══ Data rows

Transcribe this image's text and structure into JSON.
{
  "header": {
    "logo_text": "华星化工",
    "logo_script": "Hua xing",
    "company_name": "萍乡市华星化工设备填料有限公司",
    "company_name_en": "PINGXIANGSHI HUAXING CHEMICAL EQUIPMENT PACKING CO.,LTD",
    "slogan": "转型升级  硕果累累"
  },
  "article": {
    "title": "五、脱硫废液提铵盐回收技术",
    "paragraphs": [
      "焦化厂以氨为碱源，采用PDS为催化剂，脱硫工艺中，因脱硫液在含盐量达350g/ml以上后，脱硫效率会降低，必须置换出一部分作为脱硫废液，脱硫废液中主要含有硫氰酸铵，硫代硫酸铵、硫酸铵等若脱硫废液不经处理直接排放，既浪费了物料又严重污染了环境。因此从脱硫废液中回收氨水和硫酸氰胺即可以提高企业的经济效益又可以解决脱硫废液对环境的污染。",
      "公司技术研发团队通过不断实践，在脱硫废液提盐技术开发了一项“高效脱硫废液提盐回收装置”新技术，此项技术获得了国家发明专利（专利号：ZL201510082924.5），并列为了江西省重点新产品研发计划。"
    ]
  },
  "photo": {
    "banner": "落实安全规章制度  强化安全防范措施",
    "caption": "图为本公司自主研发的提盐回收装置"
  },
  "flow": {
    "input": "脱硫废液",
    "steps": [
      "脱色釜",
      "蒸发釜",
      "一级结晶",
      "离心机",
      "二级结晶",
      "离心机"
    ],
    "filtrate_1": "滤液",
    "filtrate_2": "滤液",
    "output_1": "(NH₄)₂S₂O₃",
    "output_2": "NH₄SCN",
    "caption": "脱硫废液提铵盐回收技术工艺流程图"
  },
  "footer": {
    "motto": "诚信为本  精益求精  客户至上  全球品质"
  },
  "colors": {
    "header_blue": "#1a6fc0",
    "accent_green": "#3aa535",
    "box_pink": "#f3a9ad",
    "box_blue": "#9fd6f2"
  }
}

════

Take the listing above and set it down exactly.

→ Answer for this exercise
Transcribe this image's text and structure into JSON.
{
  "header": {
    "logo_text": "华星化工",
    "logo_script": "Hua xing",
    "company_name": "萍乡市华星化工设备填料有限公司",
    "company_name_en": "PINGXIANGSHI HUAXING CHEMICAL EQUIPMENT PACKING CO.,LTD",
    "slogan": "转型升级  硕果累累"
  },
  "article": {
    "title": "五、脱硫废液提铵盐回收技术",
    "paragraphs": [
      "焦化厂以氨为碱源，采用PDS为催化剂，脱硫工艺中，因脱硫液在含盐量达350g/ml以上后，脱硫效率会降低，必须置换出一部分作为脱硫废液，脱硫废液中主要含有硫氰酸铵，硫代硫酸铵、硫酸铵等若脱硫废液不经处理直接排放，既浪费了物料又严重污染了环境。因此从脱硫废液中回收氨水和硫酸氰胺即可以提高企业的经济效益又可以解决脱硫废液对环境的污染。",
      "公司技术研发团队通过不断实践，在脱硫废液提盐技术开发了一项“高效脱硫废液提盐回收装置”新技术，此项技术获得了国家发明专利（专利号：ZL201510082924.5），并列为了江西省重点新产品研发计划。"
    ]
  },
  "photo": {
    "banner": "落实安全规章制度  强化安全防范措施",
    "caption": "图为本公司自主研发的提盐回收装置"
  },
  "flow": {
    "input": "脱硫废液",
    "steps": [
      "脱色釜",
      "蒸发釜",
      "一级结晶",
      "离心机",
      "二级结晶",
      "离心机"
    ],
    "filtrate_1": "滤液",
    "filtrate_2": "滤液",
    "output_1": "(NH₄)₂S₂O₃",
    "output_2": "NH₄SCN",
    "caption": "脱硫废液提铵盐回收技术工艺流程图"
  },
  "footer": {
    "motto": "诚信为本  精益求精  客户至上  全球品质"
  },
  "colors": {
    "header_blue": "#1a6fc0",
    "accent_green": "#3aa535",
    "box_pink": "#f3a9ad",
    "box_blue": "#9fd6f2"
  }
}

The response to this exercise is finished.